─── Data extract

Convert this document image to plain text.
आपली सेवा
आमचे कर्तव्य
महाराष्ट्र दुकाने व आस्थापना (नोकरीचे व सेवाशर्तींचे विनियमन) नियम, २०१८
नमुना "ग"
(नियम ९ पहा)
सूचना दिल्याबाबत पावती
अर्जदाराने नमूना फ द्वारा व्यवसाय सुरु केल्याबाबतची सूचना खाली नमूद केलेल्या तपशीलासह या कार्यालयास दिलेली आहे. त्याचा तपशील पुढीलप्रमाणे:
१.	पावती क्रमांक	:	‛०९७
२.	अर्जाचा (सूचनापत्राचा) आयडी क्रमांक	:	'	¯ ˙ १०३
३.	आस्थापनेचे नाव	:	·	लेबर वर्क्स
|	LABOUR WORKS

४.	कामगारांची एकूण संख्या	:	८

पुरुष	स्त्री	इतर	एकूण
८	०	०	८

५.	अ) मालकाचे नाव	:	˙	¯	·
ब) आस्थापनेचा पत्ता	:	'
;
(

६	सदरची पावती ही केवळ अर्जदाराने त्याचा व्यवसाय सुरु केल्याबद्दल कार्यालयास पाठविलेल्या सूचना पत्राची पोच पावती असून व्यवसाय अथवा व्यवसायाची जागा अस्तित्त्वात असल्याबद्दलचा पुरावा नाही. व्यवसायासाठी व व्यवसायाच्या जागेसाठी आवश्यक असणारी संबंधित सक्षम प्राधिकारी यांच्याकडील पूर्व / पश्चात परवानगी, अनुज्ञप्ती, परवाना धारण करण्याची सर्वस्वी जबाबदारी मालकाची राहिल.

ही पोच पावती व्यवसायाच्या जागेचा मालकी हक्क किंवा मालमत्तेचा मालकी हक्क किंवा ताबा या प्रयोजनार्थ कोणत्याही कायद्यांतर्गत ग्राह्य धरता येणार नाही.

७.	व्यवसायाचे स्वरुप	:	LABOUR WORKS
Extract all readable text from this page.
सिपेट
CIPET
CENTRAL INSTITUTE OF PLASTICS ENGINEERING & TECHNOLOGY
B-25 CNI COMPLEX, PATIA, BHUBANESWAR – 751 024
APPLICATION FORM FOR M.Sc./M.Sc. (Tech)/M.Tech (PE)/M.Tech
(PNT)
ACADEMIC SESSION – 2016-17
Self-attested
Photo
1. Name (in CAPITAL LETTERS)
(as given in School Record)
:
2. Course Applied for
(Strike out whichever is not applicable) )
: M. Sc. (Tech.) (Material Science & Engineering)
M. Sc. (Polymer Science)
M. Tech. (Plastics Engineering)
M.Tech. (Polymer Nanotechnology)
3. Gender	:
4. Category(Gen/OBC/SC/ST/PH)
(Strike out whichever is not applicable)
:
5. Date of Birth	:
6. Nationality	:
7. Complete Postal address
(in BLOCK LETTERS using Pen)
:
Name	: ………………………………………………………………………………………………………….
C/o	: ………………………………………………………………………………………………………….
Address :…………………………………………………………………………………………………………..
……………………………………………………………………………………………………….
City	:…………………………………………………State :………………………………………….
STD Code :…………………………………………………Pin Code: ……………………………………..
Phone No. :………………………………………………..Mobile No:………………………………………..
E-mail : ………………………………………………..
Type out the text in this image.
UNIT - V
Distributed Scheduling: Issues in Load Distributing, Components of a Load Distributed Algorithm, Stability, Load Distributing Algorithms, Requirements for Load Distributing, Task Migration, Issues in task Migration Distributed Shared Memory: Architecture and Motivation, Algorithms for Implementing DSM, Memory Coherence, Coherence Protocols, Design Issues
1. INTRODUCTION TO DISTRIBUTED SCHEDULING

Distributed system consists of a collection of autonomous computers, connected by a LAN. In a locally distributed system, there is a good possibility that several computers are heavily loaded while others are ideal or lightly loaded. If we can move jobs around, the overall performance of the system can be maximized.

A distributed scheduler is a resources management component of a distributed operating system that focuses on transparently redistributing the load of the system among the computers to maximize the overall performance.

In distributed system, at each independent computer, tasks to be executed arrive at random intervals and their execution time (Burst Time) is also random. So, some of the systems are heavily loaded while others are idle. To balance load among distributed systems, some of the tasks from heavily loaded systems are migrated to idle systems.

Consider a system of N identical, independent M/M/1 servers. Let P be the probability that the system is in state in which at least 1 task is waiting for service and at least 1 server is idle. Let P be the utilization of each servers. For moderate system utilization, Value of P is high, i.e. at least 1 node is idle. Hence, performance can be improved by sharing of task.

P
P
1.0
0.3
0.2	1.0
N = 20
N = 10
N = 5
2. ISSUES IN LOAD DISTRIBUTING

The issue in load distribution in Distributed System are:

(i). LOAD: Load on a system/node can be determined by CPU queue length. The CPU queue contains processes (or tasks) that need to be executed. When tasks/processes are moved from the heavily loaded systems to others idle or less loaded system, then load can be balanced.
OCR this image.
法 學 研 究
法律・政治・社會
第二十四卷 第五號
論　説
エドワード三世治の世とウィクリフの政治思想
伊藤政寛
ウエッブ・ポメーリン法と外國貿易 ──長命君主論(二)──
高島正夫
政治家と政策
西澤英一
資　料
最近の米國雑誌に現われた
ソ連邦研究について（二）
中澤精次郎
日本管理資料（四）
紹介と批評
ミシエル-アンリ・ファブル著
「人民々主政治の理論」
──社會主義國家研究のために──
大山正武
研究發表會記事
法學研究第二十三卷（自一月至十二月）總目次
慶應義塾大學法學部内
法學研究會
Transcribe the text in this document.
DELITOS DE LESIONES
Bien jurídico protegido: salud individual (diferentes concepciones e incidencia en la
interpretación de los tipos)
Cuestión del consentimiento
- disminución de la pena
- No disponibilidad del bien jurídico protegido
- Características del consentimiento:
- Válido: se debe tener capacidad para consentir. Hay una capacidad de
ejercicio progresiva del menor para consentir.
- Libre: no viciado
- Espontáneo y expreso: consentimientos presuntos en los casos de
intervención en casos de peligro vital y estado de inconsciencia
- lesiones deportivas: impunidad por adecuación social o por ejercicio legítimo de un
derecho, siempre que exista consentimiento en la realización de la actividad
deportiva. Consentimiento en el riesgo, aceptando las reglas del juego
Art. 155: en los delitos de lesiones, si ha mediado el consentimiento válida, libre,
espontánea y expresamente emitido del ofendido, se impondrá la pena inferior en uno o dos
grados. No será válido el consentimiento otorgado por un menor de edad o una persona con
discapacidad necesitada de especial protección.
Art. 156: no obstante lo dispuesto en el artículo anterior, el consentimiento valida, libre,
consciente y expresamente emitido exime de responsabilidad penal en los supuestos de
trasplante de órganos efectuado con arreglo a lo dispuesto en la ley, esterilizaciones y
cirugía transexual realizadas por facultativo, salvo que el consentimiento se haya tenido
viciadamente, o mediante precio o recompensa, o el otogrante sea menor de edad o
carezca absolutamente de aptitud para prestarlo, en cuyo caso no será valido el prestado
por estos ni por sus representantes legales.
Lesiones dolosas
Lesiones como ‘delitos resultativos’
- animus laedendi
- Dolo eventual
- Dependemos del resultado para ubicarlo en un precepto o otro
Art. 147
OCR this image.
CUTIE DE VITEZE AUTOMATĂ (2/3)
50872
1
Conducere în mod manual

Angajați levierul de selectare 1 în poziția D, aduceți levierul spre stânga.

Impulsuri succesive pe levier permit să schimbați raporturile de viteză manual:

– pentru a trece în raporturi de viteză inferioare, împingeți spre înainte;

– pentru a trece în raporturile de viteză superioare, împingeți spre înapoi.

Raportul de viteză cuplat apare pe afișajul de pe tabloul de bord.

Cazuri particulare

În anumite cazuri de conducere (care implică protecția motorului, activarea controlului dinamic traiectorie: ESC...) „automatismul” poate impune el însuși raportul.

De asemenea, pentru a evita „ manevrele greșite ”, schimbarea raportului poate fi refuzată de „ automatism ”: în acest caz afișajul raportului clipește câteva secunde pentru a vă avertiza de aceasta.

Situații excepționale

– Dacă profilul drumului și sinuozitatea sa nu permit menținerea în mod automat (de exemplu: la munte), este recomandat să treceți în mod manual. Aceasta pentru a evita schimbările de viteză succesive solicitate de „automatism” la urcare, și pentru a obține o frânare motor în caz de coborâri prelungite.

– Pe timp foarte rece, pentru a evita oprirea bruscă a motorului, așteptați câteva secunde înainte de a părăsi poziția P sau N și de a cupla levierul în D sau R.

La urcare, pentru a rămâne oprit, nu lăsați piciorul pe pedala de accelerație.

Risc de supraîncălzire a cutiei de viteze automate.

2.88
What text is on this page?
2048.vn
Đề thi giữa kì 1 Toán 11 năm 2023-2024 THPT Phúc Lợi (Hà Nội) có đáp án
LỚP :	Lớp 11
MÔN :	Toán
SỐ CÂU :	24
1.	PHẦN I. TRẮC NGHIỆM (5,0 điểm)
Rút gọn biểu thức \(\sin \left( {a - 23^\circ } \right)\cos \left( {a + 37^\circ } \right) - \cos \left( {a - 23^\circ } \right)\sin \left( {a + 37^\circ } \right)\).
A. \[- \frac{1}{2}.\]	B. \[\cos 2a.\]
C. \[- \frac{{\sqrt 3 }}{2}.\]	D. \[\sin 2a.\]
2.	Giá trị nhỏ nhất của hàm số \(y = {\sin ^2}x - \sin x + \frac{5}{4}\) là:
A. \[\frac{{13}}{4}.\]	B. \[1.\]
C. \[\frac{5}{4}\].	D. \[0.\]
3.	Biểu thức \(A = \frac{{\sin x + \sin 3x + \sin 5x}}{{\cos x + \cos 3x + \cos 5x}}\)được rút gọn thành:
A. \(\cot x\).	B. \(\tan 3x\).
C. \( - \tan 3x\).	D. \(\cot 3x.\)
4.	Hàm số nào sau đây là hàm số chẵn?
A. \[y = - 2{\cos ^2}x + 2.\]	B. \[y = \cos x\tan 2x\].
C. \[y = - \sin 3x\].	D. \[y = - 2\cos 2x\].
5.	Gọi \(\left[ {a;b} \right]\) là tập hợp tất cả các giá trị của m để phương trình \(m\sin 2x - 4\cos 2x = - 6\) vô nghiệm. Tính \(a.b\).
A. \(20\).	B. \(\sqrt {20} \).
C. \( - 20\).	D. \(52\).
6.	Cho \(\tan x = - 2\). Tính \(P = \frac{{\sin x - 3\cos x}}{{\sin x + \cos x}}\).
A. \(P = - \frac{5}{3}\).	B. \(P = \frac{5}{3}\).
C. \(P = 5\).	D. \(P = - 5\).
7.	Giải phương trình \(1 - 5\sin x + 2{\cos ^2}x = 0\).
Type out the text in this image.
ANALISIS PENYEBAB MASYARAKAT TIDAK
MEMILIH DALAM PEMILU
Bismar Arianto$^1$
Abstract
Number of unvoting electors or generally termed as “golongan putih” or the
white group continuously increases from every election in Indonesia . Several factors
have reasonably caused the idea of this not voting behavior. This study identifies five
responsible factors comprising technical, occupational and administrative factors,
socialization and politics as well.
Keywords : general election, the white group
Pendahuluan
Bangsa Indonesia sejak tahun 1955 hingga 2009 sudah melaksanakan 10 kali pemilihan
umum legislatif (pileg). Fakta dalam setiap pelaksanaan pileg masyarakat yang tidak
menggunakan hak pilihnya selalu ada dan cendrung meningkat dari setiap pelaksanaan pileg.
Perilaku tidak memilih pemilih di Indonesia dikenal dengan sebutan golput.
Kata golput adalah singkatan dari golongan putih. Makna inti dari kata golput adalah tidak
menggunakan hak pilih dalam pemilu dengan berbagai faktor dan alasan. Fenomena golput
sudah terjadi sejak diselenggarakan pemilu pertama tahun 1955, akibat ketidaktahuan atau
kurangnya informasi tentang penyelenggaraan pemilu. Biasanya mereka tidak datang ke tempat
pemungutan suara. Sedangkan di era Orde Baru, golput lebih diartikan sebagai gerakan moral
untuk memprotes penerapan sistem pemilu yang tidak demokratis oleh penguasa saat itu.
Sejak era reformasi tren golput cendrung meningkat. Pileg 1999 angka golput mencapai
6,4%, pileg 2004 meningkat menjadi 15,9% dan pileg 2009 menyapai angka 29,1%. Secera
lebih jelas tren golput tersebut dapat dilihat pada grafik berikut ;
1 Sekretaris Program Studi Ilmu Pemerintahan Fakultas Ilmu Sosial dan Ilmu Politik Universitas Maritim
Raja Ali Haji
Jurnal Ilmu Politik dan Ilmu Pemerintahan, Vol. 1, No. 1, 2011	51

──────

Gather up every line from the listing above in which the word "spre" occurs.

:: The completed task ::
Angajați levierul de selectare 1 în poziția D, aduceți levierul spre stânga.
– pentru a trece în raporturi de viteză inferioare, împingeți spre înainte;
– pentru a trece în raporturile de viteză superioare, împingeți spre înapoi.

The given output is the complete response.